> **Task instructions**:
Transcribe the records below exactly as they appear.

##### Input rows #####

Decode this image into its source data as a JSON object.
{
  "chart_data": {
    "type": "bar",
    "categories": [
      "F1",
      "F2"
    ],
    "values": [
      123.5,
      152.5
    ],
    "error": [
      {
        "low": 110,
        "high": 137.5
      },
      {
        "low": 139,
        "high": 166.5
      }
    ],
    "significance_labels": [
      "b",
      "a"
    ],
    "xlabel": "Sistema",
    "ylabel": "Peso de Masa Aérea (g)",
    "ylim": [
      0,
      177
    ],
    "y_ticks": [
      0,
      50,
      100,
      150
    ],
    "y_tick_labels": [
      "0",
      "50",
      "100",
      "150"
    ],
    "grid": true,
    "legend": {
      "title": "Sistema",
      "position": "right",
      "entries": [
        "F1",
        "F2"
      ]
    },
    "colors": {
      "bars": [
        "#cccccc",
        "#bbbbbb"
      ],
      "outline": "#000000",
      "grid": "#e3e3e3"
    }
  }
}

#####

> **Solved problem**:
Decode this image into its source data as a JSON object.
{
  "chart_data": {
    "type": "bar",
    "categories": [
      "F1",
      "F2"
    ],
    "values": [
      123.5,
      152.5
    ],
    "error": [
      {
        "low": 110,
        "high": 137.5
      },
      {
        "low": 139,
        "high": 166.5
      }
    ],
    "significance_labels": [
      "b",
      "a"
    ],
    "xlabel": "Sistema",
    "ylabel": "Peso de Masa Aérea (g)",
    "ylim": [
      0,
      177
    ],
    "y_ticks": [
      0,
      50,
      100,
      150
    ],
    "y_tick_labels": [
      "0",
      "50",
      "100",
      "150"
    ],
    "grid": true,
    "legend": {
      "title": "Sistema",
      "position": "right",
      "entries": [
        "F1",
        "F2"
      ]
    },
    "colors": {
      "bars": [
        "#cccccc",
        "#bbbbbb"
      ],
      "outline": "#000000",
      "grid": "#e3e3e3"
    }
  }
}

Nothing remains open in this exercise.